> **What is being asked**
Could you give the data below again, exactly and completely?

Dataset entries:
╭──
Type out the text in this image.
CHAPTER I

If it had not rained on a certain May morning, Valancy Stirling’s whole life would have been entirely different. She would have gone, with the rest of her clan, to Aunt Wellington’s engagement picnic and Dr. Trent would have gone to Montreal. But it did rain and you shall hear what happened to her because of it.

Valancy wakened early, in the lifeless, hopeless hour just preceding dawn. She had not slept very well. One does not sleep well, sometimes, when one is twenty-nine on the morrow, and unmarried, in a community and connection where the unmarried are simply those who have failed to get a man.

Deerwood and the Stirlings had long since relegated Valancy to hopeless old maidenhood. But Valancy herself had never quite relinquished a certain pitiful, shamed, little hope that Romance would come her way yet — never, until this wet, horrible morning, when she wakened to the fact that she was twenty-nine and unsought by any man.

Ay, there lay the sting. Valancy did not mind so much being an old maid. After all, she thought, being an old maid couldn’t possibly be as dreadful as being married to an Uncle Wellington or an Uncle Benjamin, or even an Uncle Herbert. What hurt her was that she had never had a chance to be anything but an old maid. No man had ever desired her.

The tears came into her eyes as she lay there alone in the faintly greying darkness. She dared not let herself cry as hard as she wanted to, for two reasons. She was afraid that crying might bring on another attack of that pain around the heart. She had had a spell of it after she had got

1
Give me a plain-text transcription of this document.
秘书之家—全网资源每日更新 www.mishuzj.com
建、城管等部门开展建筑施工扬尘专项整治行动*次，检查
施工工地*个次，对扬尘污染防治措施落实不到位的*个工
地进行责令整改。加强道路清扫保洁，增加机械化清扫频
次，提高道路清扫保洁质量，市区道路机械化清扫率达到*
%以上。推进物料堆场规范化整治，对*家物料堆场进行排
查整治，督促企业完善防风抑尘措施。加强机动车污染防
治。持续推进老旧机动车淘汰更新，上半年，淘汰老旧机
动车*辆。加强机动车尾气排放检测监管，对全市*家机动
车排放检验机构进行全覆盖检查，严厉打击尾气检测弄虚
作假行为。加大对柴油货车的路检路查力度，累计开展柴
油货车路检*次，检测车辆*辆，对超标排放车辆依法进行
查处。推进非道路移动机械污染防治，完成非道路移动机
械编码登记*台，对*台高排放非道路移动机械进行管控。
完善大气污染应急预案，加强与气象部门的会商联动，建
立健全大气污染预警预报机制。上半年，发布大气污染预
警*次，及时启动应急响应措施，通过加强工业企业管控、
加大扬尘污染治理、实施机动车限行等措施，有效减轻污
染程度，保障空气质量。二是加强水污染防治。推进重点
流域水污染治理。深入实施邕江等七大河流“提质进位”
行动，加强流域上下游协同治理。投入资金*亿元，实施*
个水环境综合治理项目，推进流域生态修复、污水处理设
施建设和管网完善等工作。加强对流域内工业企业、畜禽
╰──
> **Solution for this task**
Type out the text in this image.
CHAPTER I

If it had not rained on a certain May morning, Valancy Stirling’s whole life would have been entirely different. She would have gone, with the rest of her clan, to Aunt Wellington’s engagement picnic and Dr. Trent would have gone to Montreal. But it did rain and you shall hear what happened to her because of it.

Valancy wakened early, in the lifeless, hopeless hour just preceding dawn. She had not slept very well. One does not sleep well, sometimes, when one is twenty-nine on the morrow, and unmarried, in a community and connection where the unmarried are simply those who have failed to get a man.

Deerwood and the Stirlings had long since relegated Valancy to hopeless old maidenhood. But Valancy herself had never quite relinquished a certain pitiful, shamed, little hope that Romance would come her way yet — never, until this wet, horrible morning, when she wakened to the fact that she was twenty-nine and unsought by any man.

Ay, there lay the sting. Valancy did not mind so much being an old maid. After all, she thought, being an old maid couldn’t possibly be as dreadful as being married to an Uncle Wellington or an Uncle Benjamin, or even an Uncle Herbert. What hurt her was that she had never had a chance to be anything but an old maid. No man had ever desired her.

The tears came into her eyes as she lay there alone in the faintly greying darkness. She dared not let herself cry as hard as she wanted to, for two reasons. She was afraid that crying might bring on another attack of that pain around the heart. She had had a spell of it after she had got

1
Give me a plain-text transcription of this document.
秘书之家—全网资源每日更新 www.mishuzj.com
建、城管等部门开展建筑施工扬尘专项整治行动*次，检查
施工工地*个次，对扬尘污染防治措施落实不到位的*个工
地进行责令整改。加强道路清扫保洁，增加机械化清扫频
次，提高道路清扫保洁质量，市区道路机械化清扫率达到*
%以上。推进物料堆场规范化整治，对*家物料堆场进行排
查整治，督促企业完善防风抑尘措施。加强机动车污染防
治。持续推进老旧机动车淘汰更新，上半年，淘汰老旧机
动车*辆。加强机动车尾气排放检测监管，对全市*家机动
车排放检验机构进行全覆盖检查，严厉打击尾气检测弄虚
作假行为。加大对柴油货车的路检路查力度，累计开展柴
油货车路检*次，检测车辆*辆，对超标排放车辆依法进行
查处。推进非道路移动机械污染防治，完成非道路移动机
械编码登记*台，对*台高排放非道路移动机械进行管控。
完善大气污染应急预案，加强与气象部门的会商联动，建
立健全大气污染预警预报机制。上半年，发布大气污染预
警*次，及时启动应急响应措施，通过加强工业企业管控、
加大扬尘污染治理、实施机动车限行等措施，有效减轻污
染程度，保障空气质量。二是加强水污染防治。推进重点
流域水污染治理。深入实施邕江等七大河流“提质进位”
行动，加强流域上下游协同治理。投入资金*亿元，实施*
个水环境综合治理项目，推进流域生态修复、污水处理设
施建设和管网完善等工作。加强对流域内工业企业、畜禽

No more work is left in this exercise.